== Goal ==
Word for word, quote all of the material, omitting the pictures.

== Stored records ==
== == ==

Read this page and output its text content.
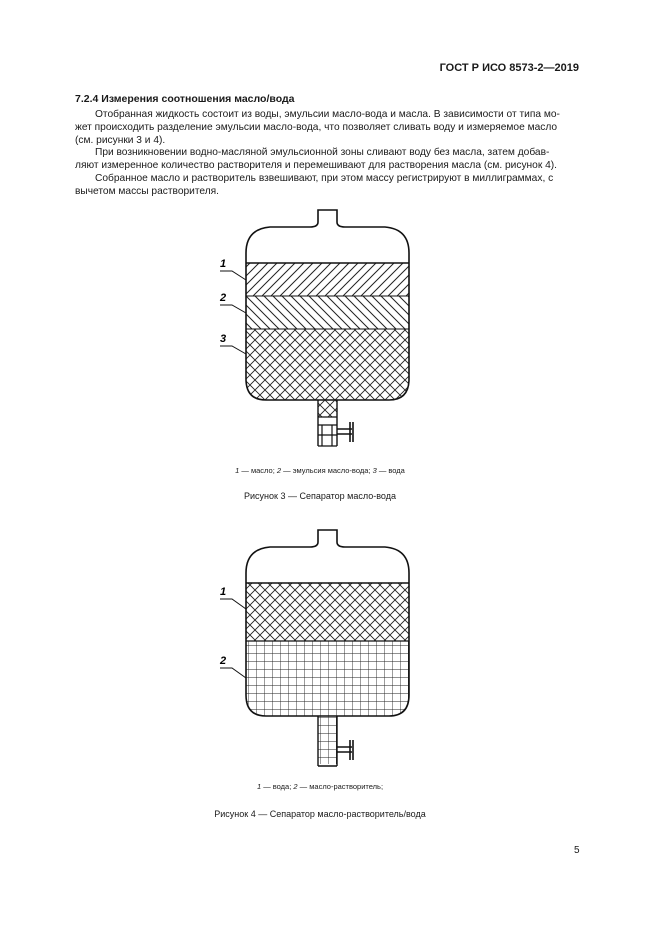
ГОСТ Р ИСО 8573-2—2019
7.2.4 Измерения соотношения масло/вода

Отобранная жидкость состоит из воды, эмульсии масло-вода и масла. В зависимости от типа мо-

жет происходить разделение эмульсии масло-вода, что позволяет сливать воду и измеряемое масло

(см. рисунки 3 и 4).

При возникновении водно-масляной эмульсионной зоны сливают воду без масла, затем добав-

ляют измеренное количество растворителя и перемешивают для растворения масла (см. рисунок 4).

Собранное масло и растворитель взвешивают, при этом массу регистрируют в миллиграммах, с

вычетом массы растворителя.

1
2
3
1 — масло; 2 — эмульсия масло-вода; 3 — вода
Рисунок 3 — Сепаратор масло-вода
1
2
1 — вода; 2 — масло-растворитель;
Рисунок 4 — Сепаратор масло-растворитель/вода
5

== == ==

== Exercise result ==
Read this page and output its text content.
ГОСТ Р ИСО 8573-2—2019
7.2.4 Измерения соотношения масло/вода

Отобранная жидкость состоит из воды, эмульсии масло-вода и масла. В зависимости от типа мо-

жет происходить разделение эмульсии масло-вода, что позволяет сливать воду и измеряемое масло

(см. рисунки 3 и 4).

При возникновении водно-масляной эмульсионной зоны сливают воду без масла, затем добав-

ляют измеренное количество растворителя и перемешивают для растворения масла (см. рисунок 4).

Собранное масло и растворитель взвешивают, при этом массу регистрируют в миллиграммах, с

вычетом массы растворителя.

1
2
3
1 — масло; 2 — эмульсия масло-вода; 3 — вода
Рисунок 3 — Сепаратор масло-вода
1
2
1 — вода; 2 — масло-растворитель;
Рисунок 4 — Сепаратор масло-растворитель/вода
5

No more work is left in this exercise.